Data excerpts:
+ + + +

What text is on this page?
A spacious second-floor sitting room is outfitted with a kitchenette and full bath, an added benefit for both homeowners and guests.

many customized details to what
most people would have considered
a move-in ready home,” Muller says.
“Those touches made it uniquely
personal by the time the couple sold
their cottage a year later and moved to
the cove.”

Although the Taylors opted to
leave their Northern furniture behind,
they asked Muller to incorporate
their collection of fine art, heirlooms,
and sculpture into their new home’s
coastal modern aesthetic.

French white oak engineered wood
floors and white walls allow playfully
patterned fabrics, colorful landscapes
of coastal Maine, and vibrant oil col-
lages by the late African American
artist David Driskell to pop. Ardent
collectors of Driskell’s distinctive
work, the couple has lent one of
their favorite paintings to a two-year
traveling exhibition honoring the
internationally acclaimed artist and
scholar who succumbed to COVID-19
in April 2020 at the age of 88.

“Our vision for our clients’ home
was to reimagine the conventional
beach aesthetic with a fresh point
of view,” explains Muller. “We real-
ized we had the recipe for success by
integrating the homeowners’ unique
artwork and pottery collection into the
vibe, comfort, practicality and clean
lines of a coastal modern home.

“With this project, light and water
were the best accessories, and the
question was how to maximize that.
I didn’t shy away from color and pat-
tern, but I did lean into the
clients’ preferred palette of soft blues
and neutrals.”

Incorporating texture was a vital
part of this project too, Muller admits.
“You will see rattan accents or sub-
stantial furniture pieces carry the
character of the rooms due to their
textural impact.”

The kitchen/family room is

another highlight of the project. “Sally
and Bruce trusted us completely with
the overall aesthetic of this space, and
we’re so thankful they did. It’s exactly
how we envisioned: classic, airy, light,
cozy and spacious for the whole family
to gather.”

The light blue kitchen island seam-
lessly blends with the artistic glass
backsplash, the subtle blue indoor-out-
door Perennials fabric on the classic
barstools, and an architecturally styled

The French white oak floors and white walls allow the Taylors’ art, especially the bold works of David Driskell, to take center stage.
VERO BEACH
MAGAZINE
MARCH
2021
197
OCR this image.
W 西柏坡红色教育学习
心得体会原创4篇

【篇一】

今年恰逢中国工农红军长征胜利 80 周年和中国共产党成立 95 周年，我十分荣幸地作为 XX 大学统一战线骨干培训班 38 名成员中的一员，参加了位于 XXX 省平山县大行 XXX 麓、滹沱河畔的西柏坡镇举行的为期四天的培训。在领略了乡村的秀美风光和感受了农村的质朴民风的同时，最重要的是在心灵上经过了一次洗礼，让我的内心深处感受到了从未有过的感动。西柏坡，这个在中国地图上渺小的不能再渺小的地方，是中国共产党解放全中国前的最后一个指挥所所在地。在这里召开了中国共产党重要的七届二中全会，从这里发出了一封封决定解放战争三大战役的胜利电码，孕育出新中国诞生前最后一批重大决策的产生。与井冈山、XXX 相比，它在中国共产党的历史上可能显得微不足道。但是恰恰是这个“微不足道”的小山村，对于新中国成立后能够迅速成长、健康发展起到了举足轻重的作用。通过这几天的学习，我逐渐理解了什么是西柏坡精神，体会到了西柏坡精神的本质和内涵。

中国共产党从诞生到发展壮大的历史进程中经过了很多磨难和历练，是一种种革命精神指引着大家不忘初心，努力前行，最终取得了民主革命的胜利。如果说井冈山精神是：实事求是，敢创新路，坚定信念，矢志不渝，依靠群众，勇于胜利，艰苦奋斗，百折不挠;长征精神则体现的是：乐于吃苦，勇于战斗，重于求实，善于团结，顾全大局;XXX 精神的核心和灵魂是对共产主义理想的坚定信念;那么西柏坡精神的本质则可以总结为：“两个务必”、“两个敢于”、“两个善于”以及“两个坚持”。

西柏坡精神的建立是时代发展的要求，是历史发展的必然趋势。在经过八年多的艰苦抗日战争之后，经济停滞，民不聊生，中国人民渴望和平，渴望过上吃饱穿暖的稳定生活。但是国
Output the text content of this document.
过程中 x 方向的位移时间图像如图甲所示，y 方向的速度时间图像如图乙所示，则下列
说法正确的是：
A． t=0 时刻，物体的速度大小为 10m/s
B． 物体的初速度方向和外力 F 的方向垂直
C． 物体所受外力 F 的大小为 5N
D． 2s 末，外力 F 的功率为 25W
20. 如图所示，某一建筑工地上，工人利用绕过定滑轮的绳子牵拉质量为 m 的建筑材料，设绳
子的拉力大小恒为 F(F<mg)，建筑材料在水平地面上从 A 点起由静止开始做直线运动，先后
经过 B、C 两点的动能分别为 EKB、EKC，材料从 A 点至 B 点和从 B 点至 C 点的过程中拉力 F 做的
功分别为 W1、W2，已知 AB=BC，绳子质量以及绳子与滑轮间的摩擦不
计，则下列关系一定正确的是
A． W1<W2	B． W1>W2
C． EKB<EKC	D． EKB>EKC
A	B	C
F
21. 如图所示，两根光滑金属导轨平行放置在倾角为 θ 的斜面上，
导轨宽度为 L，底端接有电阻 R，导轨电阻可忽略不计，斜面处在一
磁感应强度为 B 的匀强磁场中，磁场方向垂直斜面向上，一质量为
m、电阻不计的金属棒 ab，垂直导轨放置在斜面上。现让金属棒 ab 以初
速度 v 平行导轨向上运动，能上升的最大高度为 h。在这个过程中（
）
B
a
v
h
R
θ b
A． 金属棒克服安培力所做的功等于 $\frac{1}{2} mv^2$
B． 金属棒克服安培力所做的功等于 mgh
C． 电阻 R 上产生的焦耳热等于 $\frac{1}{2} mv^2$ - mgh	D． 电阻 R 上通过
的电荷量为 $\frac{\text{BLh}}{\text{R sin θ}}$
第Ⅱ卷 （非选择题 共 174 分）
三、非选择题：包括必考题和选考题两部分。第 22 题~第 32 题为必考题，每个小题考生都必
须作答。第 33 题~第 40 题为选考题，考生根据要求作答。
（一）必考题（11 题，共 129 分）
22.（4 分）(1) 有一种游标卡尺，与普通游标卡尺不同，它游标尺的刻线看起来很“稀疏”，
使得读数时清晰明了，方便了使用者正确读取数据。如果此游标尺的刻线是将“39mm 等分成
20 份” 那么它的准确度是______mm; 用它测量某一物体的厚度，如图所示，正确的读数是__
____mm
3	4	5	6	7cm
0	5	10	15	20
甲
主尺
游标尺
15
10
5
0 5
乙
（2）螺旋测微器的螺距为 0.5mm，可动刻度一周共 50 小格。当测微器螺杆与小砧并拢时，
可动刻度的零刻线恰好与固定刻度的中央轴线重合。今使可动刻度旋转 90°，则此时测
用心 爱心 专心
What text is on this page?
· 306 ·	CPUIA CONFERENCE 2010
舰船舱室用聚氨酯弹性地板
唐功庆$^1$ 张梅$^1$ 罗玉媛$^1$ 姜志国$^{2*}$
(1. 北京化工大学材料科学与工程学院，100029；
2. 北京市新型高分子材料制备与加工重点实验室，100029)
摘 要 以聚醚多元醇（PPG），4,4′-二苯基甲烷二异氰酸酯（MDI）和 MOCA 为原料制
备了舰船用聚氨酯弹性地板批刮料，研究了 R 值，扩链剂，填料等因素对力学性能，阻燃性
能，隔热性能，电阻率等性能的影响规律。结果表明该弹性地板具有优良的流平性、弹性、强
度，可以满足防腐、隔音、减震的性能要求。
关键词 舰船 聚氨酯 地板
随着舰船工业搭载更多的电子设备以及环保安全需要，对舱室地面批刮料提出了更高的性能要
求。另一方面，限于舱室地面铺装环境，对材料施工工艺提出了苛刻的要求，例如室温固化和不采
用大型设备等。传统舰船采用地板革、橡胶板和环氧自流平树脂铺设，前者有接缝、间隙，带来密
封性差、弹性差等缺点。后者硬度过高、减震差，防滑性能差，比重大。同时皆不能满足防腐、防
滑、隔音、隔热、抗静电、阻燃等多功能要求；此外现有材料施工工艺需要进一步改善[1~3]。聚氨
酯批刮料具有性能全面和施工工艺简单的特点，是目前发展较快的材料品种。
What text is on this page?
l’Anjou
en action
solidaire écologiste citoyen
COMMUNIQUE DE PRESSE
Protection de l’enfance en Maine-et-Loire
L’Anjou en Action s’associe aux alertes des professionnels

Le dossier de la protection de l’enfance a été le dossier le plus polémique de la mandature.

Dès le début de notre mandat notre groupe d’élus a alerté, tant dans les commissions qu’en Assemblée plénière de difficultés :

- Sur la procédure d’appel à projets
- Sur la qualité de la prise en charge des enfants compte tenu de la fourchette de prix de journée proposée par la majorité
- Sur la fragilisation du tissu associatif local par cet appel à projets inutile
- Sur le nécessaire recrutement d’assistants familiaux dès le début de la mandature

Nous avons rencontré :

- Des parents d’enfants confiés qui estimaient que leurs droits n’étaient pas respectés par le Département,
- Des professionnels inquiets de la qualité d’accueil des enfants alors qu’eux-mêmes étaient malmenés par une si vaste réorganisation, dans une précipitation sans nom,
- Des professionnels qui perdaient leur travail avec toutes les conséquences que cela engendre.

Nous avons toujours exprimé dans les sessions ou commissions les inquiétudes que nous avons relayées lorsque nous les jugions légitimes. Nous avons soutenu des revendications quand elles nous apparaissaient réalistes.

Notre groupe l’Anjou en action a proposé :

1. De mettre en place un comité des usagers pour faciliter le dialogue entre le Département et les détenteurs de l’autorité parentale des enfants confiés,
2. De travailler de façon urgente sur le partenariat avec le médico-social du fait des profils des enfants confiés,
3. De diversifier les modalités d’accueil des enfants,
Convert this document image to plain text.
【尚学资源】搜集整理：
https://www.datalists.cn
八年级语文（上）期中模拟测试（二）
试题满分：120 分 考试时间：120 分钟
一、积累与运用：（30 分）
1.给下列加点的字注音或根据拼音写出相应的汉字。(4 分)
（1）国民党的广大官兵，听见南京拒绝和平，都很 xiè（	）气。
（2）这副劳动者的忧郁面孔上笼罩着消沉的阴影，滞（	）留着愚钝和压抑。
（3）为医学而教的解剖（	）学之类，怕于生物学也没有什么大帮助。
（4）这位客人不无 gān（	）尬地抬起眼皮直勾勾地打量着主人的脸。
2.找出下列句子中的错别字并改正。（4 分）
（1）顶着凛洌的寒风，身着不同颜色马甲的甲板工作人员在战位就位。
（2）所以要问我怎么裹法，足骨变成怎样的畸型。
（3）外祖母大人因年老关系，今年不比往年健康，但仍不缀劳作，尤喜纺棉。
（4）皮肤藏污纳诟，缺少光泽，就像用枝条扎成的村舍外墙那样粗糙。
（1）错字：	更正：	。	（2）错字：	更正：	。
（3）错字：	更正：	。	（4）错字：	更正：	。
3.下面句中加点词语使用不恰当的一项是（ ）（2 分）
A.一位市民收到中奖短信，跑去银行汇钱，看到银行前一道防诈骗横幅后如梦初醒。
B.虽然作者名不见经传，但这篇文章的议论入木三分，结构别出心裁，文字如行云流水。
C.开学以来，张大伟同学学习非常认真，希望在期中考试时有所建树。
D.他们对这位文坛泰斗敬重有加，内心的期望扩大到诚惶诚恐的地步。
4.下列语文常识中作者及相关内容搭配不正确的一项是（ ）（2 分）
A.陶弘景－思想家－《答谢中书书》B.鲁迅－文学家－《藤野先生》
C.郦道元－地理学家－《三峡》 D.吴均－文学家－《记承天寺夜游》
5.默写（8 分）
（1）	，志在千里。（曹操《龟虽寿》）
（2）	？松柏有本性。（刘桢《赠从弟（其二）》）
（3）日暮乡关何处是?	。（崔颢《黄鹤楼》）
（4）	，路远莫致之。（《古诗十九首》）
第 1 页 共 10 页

+ + + +

Written request:
Pull every line containing "aesthetic" out of the data above.

Result:
coastal modern aesthetic.
beach aesthetic with a fresh point
the overall aesthetic of this space, and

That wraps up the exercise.